## [TASK DESCRIPTION]
Gather every line in the records below that contains the string "Изумрудные".
═══ INPUT FOR THIS TASK
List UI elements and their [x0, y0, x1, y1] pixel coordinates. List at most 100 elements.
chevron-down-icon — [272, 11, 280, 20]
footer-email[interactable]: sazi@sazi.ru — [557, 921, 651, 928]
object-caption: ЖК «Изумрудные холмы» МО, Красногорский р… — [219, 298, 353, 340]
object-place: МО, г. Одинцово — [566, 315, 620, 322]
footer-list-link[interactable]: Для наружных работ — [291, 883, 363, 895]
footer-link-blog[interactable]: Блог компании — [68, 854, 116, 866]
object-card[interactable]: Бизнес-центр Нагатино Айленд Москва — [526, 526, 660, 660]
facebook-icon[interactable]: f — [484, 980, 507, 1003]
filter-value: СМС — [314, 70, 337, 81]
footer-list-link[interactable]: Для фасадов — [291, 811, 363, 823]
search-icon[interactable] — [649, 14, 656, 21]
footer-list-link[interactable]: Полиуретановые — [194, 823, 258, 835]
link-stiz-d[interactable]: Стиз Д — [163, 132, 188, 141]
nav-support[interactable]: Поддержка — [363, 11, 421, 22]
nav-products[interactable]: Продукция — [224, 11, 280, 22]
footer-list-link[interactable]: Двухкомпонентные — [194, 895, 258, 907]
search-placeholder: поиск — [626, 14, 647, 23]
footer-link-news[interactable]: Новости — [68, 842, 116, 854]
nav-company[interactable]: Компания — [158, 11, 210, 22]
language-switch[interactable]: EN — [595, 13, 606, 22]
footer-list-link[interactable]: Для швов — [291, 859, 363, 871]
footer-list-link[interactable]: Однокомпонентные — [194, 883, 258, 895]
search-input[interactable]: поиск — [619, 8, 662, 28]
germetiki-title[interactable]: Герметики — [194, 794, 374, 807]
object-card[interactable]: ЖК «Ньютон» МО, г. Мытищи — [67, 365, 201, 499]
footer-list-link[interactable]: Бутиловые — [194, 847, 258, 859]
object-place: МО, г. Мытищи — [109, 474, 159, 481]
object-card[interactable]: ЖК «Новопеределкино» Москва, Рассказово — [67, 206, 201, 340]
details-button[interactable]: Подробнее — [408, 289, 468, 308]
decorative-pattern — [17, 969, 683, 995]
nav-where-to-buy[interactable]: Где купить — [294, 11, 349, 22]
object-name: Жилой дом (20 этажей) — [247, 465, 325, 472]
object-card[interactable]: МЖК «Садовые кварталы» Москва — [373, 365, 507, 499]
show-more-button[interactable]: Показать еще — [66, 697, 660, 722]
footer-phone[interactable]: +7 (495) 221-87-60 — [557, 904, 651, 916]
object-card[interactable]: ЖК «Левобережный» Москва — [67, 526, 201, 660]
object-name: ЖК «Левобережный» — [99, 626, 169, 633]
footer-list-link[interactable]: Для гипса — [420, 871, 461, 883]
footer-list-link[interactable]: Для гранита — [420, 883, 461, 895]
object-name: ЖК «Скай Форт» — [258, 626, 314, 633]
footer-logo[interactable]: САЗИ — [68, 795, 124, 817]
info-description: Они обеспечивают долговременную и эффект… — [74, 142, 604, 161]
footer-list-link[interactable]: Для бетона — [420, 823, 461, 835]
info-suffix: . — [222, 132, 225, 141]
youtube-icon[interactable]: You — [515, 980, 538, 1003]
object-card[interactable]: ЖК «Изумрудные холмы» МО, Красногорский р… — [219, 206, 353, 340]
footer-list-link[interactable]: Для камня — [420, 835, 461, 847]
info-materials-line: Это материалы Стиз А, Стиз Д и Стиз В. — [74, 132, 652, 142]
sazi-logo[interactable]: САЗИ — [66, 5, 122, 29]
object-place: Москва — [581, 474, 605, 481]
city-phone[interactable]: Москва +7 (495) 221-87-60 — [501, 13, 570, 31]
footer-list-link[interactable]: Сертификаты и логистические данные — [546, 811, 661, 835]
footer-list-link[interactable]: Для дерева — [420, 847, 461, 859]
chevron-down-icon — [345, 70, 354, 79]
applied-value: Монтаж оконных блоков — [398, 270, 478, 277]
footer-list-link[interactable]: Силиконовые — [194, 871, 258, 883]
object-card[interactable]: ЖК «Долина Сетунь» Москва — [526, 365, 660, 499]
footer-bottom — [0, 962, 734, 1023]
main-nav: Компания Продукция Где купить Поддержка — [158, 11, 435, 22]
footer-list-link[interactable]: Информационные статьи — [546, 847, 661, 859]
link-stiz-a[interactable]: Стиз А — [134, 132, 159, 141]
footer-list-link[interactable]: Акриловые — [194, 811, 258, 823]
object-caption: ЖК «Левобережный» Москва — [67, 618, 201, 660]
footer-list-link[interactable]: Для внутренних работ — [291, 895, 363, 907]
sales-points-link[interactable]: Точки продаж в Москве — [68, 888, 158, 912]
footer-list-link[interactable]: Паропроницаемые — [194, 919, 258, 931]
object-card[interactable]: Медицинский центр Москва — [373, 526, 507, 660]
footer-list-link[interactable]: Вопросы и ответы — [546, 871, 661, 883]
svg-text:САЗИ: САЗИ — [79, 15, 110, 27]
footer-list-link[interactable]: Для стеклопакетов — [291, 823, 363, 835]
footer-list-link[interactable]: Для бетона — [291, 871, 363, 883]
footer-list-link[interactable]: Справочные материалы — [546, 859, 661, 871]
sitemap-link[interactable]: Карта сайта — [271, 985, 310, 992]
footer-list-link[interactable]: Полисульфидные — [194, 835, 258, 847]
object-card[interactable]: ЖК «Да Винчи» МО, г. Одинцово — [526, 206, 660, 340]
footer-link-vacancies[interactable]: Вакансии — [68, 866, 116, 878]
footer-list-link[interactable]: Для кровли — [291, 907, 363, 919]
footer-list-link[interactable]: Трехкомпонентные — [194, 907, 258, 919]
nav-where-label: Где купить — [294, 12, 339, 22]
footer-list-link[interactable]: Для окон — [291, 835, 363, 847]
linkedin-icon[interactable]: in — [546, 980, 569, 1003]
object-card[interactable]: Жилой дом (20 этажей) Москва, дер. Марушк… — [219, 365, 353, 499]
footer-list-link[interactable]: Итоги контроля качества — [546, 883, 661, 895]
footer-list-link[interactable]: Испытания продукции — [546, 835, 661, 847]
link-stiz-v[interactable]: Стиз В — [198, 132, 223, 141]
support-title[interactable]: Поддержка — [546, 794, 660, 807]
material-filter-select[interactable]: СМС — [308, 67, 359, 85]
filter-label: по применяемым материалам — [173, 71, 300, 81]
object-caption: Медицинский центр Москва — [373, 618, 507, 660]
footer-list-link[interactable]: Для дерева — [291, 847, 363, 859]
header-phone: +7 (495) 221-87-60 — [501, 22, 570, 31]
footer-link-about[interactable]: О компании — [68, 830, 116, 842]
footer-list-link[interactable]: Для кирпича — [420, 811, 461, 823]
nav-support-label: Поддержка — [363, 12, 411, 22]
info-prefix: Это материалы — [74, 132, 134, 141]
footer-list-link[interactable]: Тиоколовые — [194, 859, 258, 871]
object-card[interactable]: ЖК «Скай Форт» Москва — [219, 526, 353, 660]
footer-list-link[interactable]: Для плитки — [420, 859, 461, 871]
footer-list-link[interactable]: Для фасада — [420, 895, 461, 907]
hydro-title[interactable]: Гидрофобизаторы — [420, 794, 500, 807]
══════
## [EXERCISE ANSWER]
object-caption: ЖК «Изумрудные холмы» МО, Красногорский р… — [219, 298, 353, 340]
object-card[interactable]: ЖК «Изумрудные холмы» МО, Красногорский р… — [219, 206, 353, 340]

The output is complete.